Set exercise. Reproduce each line of the material exactly, minus any picture.

%%

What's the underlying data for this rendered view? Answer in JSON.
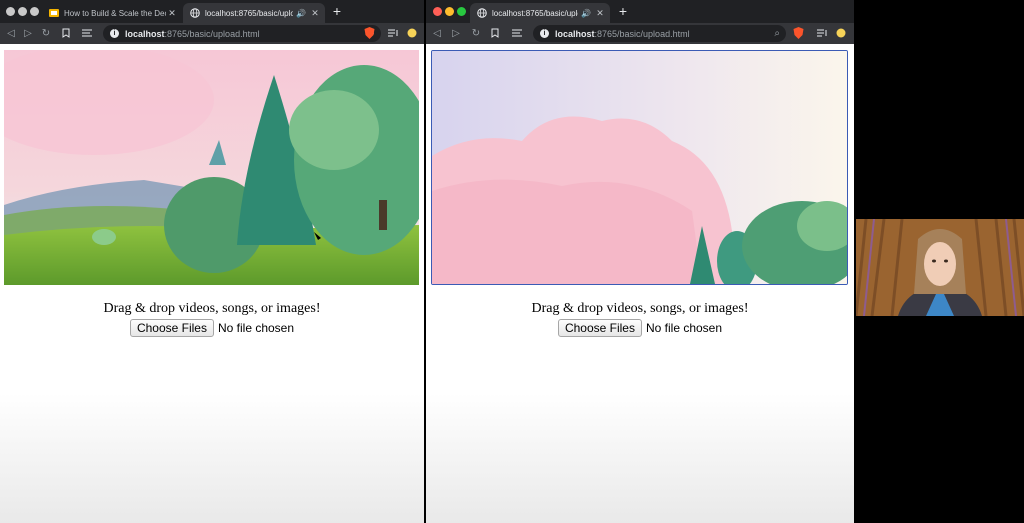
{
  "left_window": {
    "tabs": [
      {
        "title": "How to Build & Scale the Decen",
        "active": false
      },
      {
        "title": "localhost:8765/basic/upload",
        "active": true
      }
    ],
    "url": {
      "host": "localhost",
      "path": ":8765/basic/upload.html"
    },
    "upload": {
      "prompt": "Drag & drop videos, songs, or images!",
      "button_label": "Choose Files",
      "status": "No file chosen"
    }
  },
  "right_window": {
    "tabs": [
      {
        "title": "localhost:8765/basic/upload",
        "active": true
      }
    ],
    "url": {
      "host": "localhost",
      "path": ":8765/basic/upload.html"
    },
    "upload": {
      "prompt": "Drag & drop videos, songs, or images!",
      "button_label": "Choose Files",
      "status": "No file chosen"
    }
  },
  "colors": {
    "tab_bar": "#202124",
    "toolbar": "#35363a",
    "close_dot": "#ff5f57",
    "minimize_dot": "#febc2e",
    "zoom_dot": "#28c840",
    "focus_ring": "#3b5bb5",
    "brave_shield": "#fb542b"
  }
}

%%

Written answer.
What's the underlying data for this rendered view? Answer in JSON.
{
  "left_window": {
    "tabs": [
      {
        "title": "How to Build & Scale the Decen",
        "active": false
      },
      {
        "title": "localhost:8765/basic/upload",
        "active": true
      }
    ],
    "url": {
      "host": "localhost",
      "path": ":8765/basic/upload.html"
    },
    "upload": {
      "prompt": "Drag & drop videos, songs, or images!",
      "button_label": "Choose Files",
      "status": "No file chosen"
    }
  },
  "right_window": {
    "tabs": [
      {
        "title": "localhost:8765/basic/upload",
        "active": true
      }
    ],
    "url": {
      "host": "localhost",
      "path": ":8765/basic/upload.html"
    },
    "upload": {
      "prompt": "Drag & drop videos, songs, or images!",
      "button_label": "Choose Files",
      "status": "No file chosen"
    }
  },
  "colors": {
    "tab_bar": "#202124",
    "toolbar": "#35363a",
    "close_dot": "#ff5f57",
    "minimize_dot": "#febc2e",
    "zoom_dot": "#28c840",
    "focus_ring": "#3b5bb5",
    "brave_shield": "#fb542b"
  }
}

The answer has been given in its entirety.